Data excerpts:
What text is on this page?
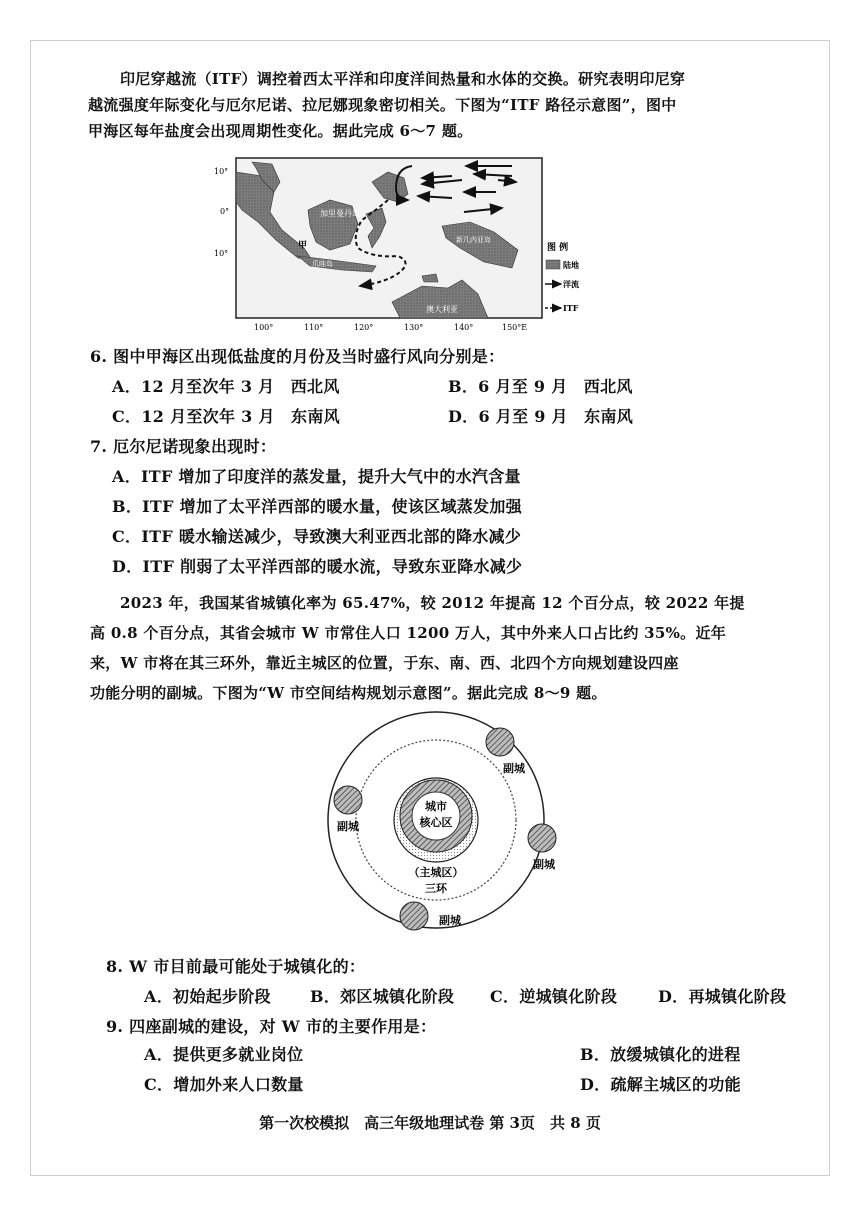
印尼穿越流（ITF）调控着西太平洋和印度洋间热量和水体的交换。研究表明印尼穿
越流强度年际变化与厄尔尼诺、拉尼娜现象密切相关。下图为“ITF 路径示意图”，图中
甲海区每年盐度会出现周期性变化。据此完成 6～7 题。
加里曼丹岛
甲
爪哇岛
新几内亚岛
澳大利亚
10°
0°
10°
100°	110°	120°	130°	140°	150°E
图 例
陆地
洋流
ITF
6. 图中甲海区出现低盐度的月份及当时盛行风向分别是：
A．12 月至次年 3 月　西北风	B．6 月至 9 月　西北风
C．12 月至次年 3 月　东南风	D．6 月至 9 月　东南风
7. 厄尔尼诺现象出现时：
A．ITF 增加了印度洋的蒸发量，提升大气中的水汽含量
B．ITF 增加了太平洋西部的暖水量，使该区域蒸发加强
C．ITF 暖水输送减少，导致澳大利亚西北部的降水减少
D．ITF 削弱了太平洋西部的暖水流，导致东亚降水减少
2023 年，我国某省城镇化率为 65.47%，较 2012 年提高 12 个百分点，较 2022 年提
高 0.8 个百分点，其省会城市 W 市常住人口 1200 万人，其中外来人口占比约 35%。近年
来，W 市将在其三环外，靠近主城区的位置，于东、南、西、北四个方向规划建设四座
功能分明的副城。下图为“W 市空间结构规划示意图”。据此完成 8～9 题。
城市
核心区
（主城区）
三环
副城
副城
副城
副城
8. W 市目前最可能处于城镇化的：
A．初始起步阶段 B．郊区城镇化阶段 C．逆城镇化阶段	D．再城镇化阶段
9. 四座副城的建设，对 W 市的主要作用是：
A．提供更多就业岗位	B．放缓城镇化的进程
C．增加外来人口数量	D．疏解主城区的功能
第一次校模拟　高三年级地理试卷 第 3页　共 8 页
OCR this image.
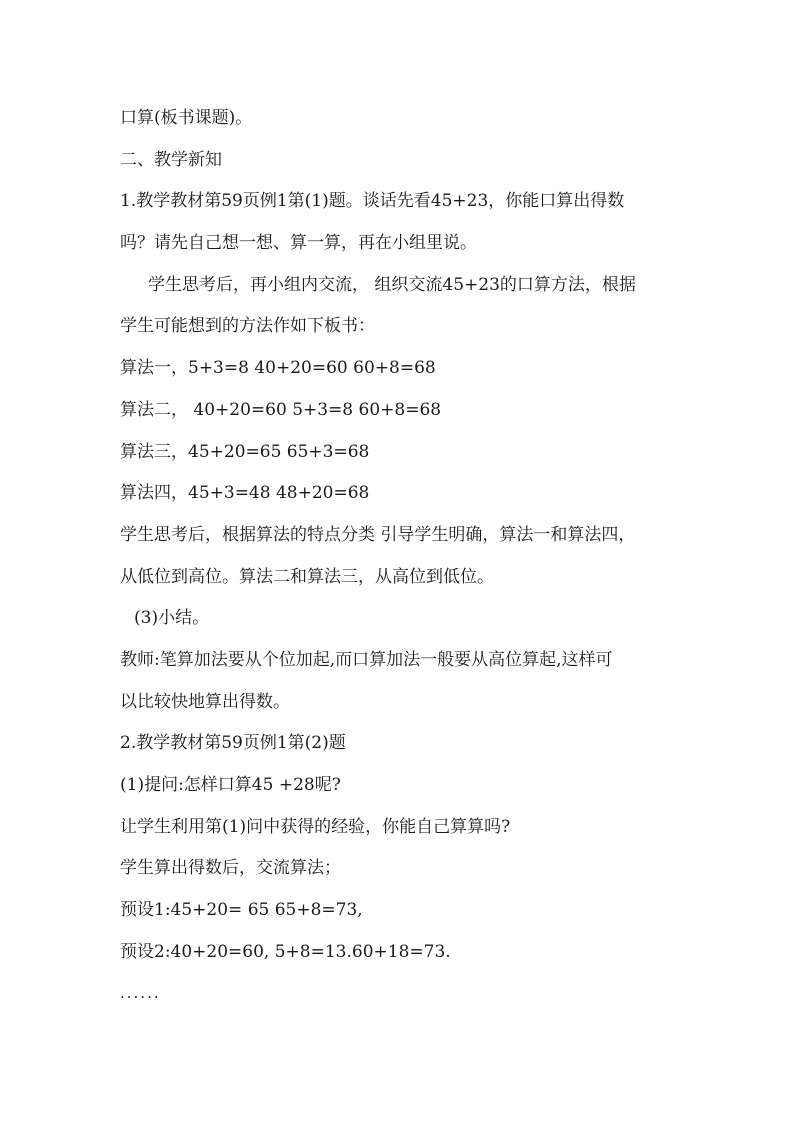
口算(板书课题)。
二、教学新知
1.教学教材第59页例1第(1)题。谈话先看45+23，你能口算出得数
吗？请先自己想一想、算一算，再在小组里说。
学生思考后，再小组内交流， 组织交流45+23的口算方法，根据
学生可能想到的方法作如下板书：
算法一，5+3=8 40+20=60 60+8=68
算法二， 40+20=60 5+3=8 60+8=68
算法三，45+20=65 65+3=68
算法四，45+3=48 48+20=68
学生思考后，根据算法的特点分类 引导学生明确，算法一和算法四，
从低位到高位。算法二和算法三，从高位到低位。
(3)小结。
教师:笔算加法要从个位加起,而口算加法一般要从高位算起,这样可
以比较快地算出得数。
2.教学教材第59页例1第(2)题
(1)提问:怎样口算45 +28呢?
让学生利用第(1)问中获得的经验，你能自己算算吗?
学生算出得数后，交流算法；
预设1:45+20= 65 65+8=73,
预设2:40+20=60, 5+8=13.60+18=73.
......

Stated problem: Output the entries above exactly. Drop the pictures.

Exercise answer:
What text is on this page?
印尼穿越流（ITF）调控着西太平洋和印度洋间热量和水体的交换。研究表明印尼穿
越流强度年际变化与厄尔尼诺、拉尼娜现象密切相关。下图为“ITF 路径示意图”，图中
甲海区每年盐度会出现周期性变化。据此完成 6～7 题。
加里曼丹岛
甲
爪哇岛
新几内亚岛
澳大利亚
10°
0°
10°
100°	110°	120°	130°	140°	150°E
图 例
陆地
洋流
ITF
6. 图中甲海区出现低盐度的月份及当时盛行风向分别是：
A．12 月至次年 3 月　西北风	B．6 月至 9 月　西北风
C．12 月至次年 3 月　东南风	D．6 月至 9 月　东南风
7. 厄尔尼诺现象出现时：
A．ITF 增加了印度洋的蒸发量，提升大气中的水汽含量
B．ITF 增加了太平洋西部的暖水量，使该区域蒸发加强
C．ITF 暖水输送减少，导致澳大利亚西北部的降水减少
D．ITF 削弱了太平洋西部的暖水流，导致东亚降水减少
2023 年，我国某省城镇化率为 65.47%，较 2012 年提高 12 个百分点，较 2022 年提
高 0.8 个百分点，其省会城市 W 市常住人口 1200 万人，其中外来人口占比约 35%。近年
来，W 市将在其三环外，靠近主城区的位置，于东、南、西、北四个方向规划建设四座
功能分明的副城。下图为“W 市空间结构规划示意图”。据此完成 8～9 题。
城市
核心区
（主城区）
三环
副城
副城
副城
副城
8. W 市目前最可能处于城镇化的：
A．初始起步阶段 B．郊区城镇化阶段 C．逆城镇化阶段	D．再城镇化阶段
9. 四座副城的建设，对 W 市的主要作用是：
A．提供更多就业岗位	B．放缓城镇化的进程
C．增加外来人口数量	D．疏解主城区的功能
第一次校模拟　高三年级地理试卷 第 3页　共 8 页
OCR this image.
口算(板书课题)。
二、教学新知
1.教学教材第59页例1第(1)题。谈话先看45+23，你能口算出得数
吗？请先自己想一想、算一算，再在小组里说。
学生思考后，再小组内交流， 组织交流45+23的口算方法，根据
学生可能想到的方法作如下板书：
算法一，5+3=8 40+20=60 60+8=68
算法二， 40+20=60 5+3=8 60+8=68
算法三，45+20=65 65+3=68
算法四，45+3=48 48+20=68
学生思考后，根据算法的特点分类 引导学生明确，算法一和算法四，
从低位到高位。算法二和算法三，从高位到低位。
(3)小结。
教师:笔算加法要从个位加起,而口算加法一般要从高位算起,这样可
以比较快地算出得数。
2.教学教材第59页例1第(2)题
(1)提问:怎样口算45 +28呢?
让学生利用第(1)问中获得的经验，你能自己算算吗?
学生算出得数后，交流算法；
预设1:45+20= 65 65+8=73,
预设2:40+20=60, 5+8=13.60+18=73.
......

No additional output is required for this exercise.